■ Instruction ■
In the entries, find all lines that hold the word "screenshot" and copy them.

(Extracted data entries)
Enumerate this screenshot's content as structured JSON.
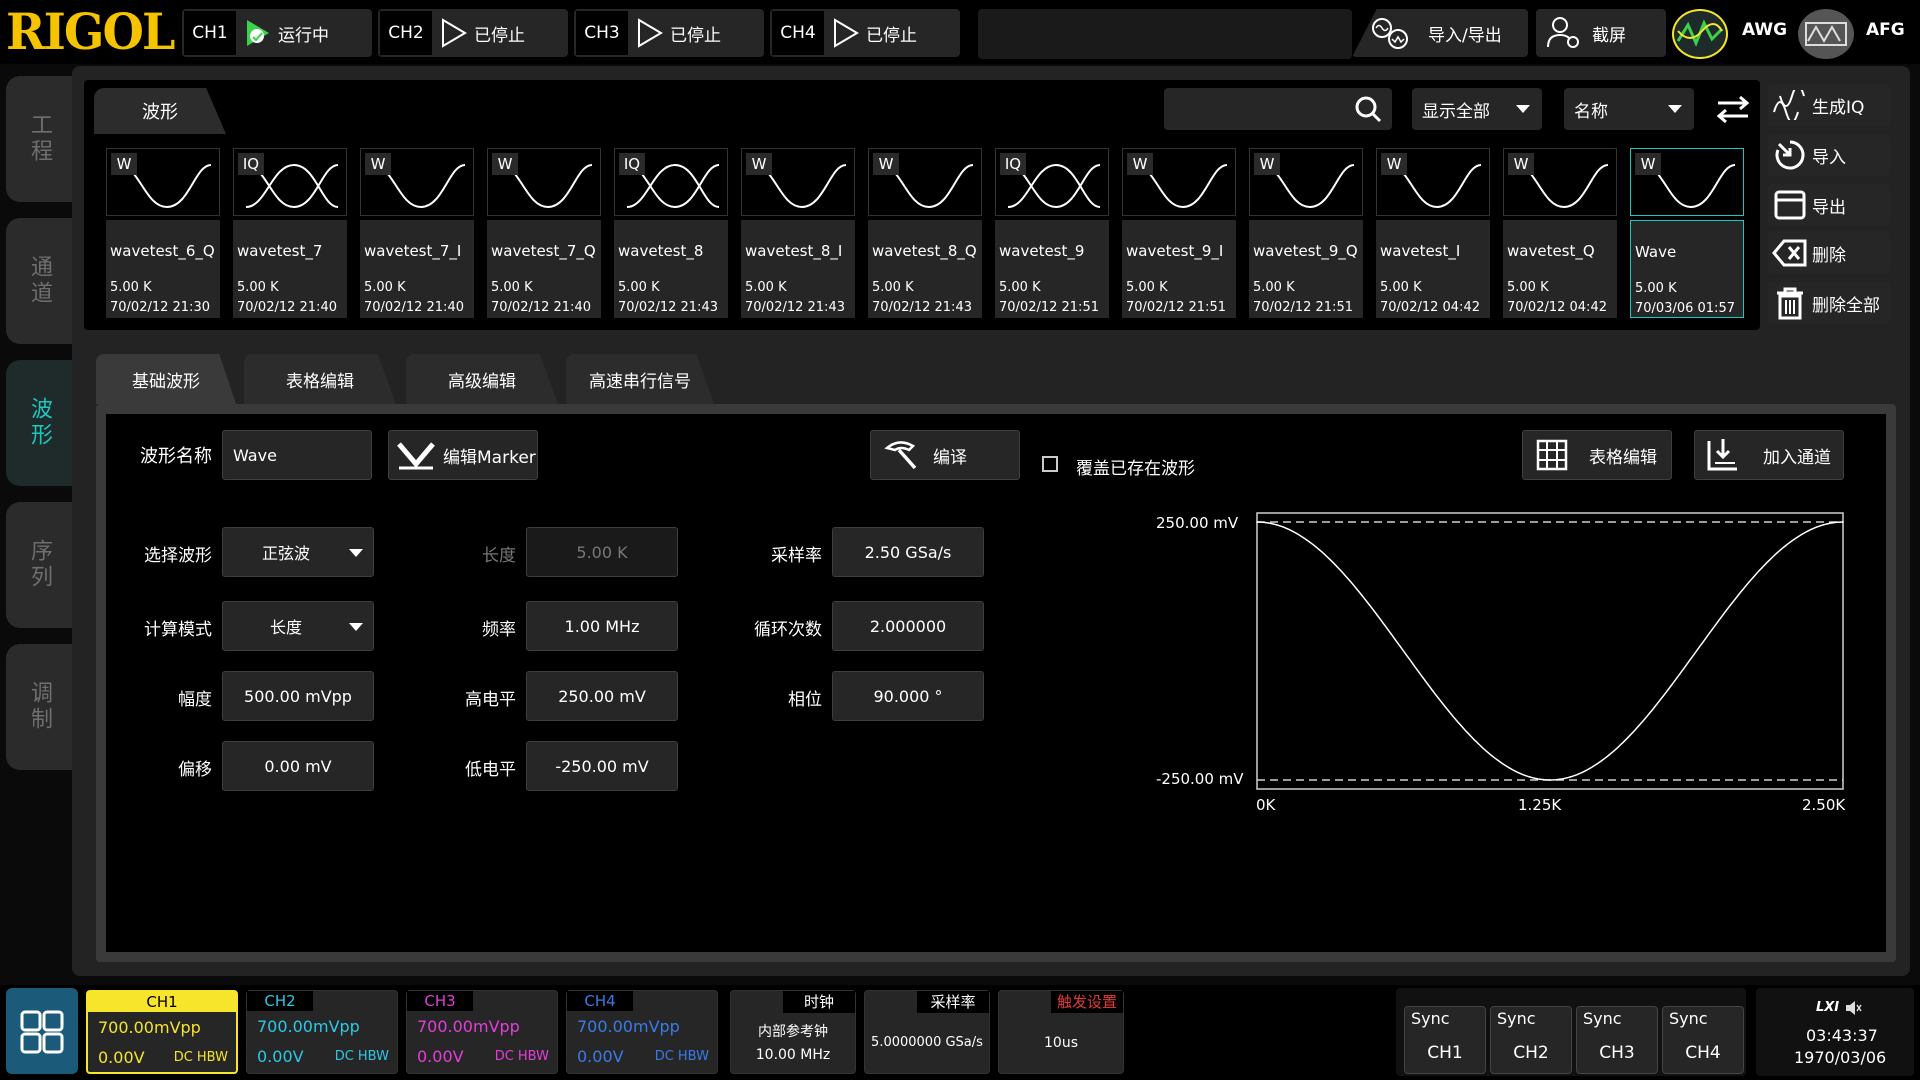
{
  "brand": "RIGOL",
  "channels_top": [
    {
      "label": "CH1",
      "status": "运行中",
      "color": "#3bd24a"
    },
    {
      "label": "CH2",
      "status": "已停止",
      "color": "#ffffff"
    },
    {
      "label": "CH3",
      "status": "已停止",
      "color": "#ffffff"
    },
    {
      "label": "CH4",
      "status": "已停止",
      "color": "#ffffff"
    }
  ],
  "top_actions": {
    "import_export": "导入/导出",
    "screenshot": "截屏",
    "awg": "AWG",
    "afg": "AFG"
  },
  "left_tabs": [
    "工程",
    "通道",
    "波形",
    "序列",
    "调制"
  ],
  "library": {
    "tab": "波形",
    "filter": "显示全部",
    "sort": "名称",
    "waveforms": [
      {
        "tag": "W",
        "name": "wavetest_6_Q",
        "size": "5.00 K",
        "date": "70/02/12 21:30"
      },
      {
        "tag": "IQ",
        "name": "wavetest_7",
        "size": "5.00 K",
        "date": "70/02/12 21:40"
      },
      {
        "tag": "W",
        "name": "wavetest_7_I",
        "size": "5.00 K",
        "date": "70/02/12 21:40"
      },
      {
        "tag": "W",
        "name": "wavetest_7_Q",
        "size": "5.00 K",
        "date": "70/02/12 21:40"
      },
      {
        "tag": "IQ",
        "name": "wavetest_8",
        "size": "5.00 K",
        "date": "70/02/12 21:43"
      },
      {
        "tag": "W",
        "name": "wavetest_8_I",
        "size": "5.00 K",
        "date": "70/02/12 21:43"
      },
      {
        "tag": "W",
        "name": "wavetest_8_Q",
        "size": "5.00 K",
        "date": "70/02/12 21:43"
      },
      {
        "tag": "IQ",
        "name": "wavetest_9",
        "size": "5.00 K",
        "date": "70/02/12 21:51"
      },
      {
        "tag": "W",
        "name": "wavetest_9_I",
        "size": "5.00 K",
        "date": "70/02/12 21:51"
      },
      {
        "tag": "W",
        "name": "wavetest_9_Q",
        "size": "5.00 K",
        "date": "70/02/12 21:51"
      },
      {
        "tag": "W",
        "name": "wavetest_I",
        "size": "5.00 K",
        "date": "70/02/12 04:42"
      },
      {
        "tag": "W",
        "name": "wavetest_Q",
        "size": "5.00 K",
        "date": "70/02/12 04:42"
      },
      {
        "tag": "W",
        "name": "Wave",
        "size": "5.00 K",
        "date": "70/03/06 01:57"
      }
    ],
    "actions": [
      "生成IQ",
      "导入",
      "导出",
      "删除",
      "删除全部"
    ]
  },
  "editor": {
    "tabs": [
      "基础波形",
      "表格编辑",
      "高级编辑",
      "高速串行信号"
    ],
    "name_label": "波形名称",
    "name_value": "Wave",
    "marker_btn": "编辑Marker",
    "compile_btn": "编译",
    "overwrite_label": "覆盖已存在波形",
    "table_edit_btn": "表格编辑",
    "add_channel_btn": "加入通道",
    "fields": {
      "wave_select": {
        "label": "选择波形",
        "value": "正弦波"
      },
      "calc_mode": {
        "label": "计算模式",
        "value": "长度"
      },
      "amplitude": {
        "label": "幅度",
        "value": "500.00 mVpp"
      },
      "offset": {
        "label": "偏移",
        "value": "0.00 mV"
      },
      "length": {
        "label": "长度",
        "value": "5.00 K"
      },
      "frequency": {
        "label": "频率",
        "value": "1.00 MHz"
      },
      "high_level": {
        "label": "高电平",
        "value": "250.00 mV"
      },
      "low_level": {
        "label": "低电平",
        "value": "-250.00 mV"
      },
      "sample_rate": {
        "label": "采样率",
        "value": "2.50 GSa/s"
      },
      "cycles": {
        "label": "循环次数",
        "value": "2.000000"
      },
      "phase": {
        "label": "相位",
        "value": "90.000 °"
      }
    },
    "preview": {
      "y_top": "250.00 mV",
      "y_bottom": "-250.00 mV",
      "x_ticks": [
        "0K",
        "1.25K",
        "2.50K"
      ]
    }
  },
  "chart_data": {
    "type": "line",
    "title": "",
    "xlabel": "",
    "ylabel": "",
    "x": [
      0,
      0.25,
      0.5,
      0.75,
      1.0,
      1.25,
      1.5,
      1.75,
      2.0,
      2.25,
      2.5
    ],
    "y": [
      250,
      202,
      77,
      -77,
      -202,
      -250,
      -202,
      -77,
      77,
      202,
      250
    ],
    "xlim": [
      0,
      2.5
    ],
    "ylim": [
      -250,
      250
    ]
  },
  "bottom": {
    "channels": [
      {
        "label": "CH1",
        "amp": "700.00mVpp",
        "offset": "0.00V",
        "coupling": "DC HBW",
        "color": "#f6e52a"
      },
      {
        "label": "CH2",
        "amp": "700.00mVpp",
        "offset": "0.00V",
        "coupling": "DC HBW",
        "color": "#2ec8e6"
      },
      {
        "label": "CH3",
        "amp": "700.00mVpp",
        "offset": "0.00V",
        "coupling": "DC HBW",
        "color": "#e23fd8"
      },
      {
        "label": "CH4",
        "amp": "700.00mVpp",
        "offset": "0.00V",
        "coupling": "DC HBW",
        "color": "#3a7be8"
      }
    ],
    "clock": {
      "title": "时钟",
      "line1": "内部参考钟",
      "line2": "10.00 MHz"
    },
    "samplerate": {
      "title": "采样率",
      "value": "5.0000000 GSa/s"
    },
    "trigger": {
      "title": "触发设置",
      "value": "10us"
    },
    "sync": [
      {
        "top": "Sync",
        "ch": "CH1"
      },
      {
        "top": "Sync",
        "ch": "CH2"
      },
      {
        "top": "Sync",
        "ch": "CH3"
      },
      {
        "top": "Sync",
        "ch": "CH4"
      }
    ],
    "lxi": "LXI",
    "time": "03:43:37",
    "date": "1970/03/06"
  }
}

■ Task answer ■
Enumerate this screenshot's content as structured JSON.
    "screenshot": "截屏",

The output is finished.